_Task prompt_. Return a copy of every line in the records that includes the word "Boduthakurufaanu".
## BEGIN Record set
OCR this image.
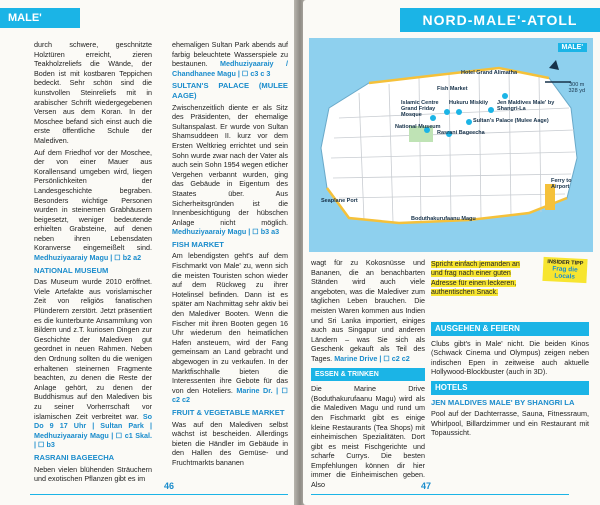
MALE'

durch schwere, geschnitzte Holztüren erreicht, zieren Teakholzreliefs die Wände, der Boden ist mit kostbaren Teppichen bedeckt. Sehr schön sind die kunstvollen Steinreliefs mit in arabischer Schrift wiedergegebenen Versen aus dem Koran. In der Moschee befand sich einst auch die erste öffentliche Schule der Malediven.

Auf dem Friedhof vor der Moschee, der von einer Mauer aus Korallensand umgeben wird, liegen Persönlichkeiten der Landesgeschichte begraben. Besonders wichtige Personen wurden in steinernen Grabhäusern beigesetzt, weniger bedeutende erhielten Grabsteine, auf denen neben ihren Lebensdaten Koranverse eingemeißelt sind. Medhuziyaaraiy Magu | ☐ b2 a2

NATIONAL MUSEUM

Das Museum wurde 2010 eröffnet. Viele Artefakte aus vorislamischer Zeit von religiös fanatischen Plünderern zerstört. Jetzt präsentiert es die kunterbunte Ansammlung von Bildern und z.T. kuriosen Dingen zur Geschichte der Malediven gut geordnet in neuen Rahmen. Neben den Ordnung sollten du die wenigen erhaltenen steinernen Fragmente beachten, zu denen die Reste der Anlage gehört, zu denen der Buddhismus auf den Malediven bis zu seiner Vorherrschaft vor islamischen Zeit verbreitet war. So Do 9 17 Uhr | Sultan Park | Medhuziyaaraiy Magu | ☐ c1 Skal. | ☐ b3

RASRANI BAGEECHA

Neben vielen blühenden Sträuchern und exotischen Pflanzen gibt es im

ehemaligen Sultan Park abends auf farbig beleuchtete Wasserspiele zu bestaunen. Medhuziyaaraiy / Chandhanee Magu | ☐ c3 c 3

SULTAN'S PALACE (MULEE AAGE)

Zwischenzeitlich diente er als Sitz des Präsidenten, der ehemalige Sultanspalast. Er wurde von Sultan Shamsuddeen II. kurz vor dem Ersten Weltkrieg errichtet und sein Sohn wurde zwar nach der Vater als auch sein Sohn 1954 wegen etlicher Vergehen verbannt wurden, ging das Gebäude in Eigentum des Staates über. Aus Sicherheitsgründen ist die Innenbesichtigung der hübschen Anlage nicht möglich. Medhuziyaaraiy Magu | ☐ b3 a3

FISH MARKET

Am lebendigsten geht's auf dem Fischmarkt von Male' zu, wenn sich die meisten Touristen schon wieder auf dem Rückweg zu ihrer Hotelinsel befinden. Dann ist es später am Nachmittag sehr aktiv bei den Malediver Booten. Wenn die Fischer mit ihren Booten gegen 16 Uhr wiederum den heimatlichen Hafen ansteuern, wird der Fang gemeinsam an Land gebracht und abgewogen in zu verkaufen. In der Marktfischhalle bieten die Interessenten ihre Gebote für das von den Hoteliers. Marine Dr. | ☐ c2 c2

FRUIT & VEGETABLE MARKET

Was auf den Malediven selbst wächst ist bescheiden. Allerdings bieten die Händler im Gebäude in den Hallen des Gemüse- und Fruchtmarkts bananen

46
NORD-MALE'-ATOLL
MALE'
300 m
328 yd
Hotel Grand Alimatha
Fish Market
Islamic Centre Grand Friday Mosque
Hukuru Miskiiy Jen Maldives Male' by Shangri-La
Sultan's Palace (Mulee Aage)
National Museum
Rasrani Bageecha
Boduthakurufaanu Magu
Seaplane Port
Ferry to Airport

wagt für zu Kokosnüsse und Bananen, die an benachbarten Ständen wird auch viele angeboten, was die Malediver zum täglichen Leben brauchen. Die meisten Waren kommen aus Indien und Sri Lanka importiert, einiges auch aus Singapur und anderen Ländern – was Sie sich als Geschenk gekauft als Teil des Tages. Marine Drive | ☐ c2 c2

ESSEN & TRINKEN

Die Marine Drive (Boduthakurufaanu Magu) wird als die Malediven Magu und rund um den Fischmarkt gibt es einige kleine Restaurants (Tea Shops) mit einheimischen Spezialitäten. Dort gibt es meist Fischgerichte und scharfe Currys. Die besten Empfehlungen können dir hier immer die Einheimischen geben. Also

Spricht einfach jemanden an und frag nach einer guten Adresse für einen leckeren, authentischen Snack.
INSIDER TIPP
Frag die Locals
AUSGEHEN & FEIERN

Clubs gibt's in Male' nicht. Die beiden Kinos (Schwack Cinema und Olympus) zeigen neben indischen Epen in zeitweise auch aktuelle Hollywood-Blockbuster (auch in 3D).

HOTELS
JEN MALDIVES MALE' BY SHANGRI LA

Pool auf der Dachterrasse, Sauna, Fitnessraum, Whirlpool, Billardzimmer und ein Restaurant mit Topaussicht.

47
## END Record set
## BEGIN Record set
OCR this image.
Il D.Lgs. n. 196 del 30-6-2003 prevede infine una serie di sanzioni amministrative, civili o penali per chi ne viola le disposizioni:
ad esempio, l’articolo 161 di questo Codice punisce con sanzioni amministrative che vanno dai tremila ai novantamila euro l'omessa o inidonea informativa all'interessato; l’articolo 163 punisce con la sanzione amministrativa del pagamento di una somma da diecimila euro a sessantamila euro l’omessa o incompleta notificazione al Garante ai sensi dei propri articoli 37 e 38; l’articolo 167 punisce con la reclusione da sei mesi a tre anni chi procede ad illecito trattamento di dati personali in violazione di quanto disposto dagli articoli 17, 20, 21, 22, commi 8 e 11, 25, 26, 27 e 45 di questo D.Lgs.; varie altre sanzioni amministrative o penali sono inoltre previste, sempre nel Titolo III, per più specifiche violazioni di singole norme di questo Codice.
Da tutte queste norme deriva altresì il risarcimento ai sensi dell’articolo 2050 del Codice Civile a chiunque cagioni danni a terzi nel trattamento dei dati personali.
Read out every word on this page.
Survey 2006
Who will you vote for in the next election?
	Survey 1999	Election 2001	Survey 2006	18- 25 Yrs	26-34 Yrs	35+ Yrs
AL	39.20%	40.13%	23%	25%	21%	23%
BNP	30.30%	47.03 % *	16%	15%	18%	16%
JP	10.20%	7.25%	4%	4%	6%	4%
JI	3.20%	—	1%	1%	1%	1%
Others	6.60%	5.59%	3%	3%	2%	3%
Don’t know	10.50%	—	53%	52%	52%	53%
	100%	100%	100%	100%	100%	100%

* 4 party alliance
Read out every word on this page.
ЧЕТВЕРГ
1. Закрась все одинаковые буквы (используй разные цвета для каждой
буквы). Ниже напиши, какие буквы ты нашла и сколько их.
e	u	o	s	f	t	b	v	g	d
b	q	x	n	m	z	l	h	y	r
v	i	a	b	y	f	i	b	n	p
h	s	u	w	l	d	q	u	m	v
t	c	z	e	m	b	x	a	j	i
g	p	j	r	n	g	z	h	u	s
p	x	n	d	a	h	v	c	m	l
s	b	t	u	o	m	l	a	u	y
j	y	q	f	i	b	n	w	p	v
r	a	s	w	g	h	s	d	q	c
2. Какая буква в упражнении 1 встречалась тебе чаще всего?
## END Record set
_Written answer_.
Boduthakurufaanu Magu
Die Marine Drive (Boduthakurufaanu Magu) wird als die Malediven Magu und rund um den Fischmarkt gibt es einige kleine Restaurants (Tea Shops) mit einheimischen Spezialitäten. Dort gibt es meist Fischgerichte und scharfe Currys. Die besten Empfehlungen können dir hier immer die Einheimischen geben. Also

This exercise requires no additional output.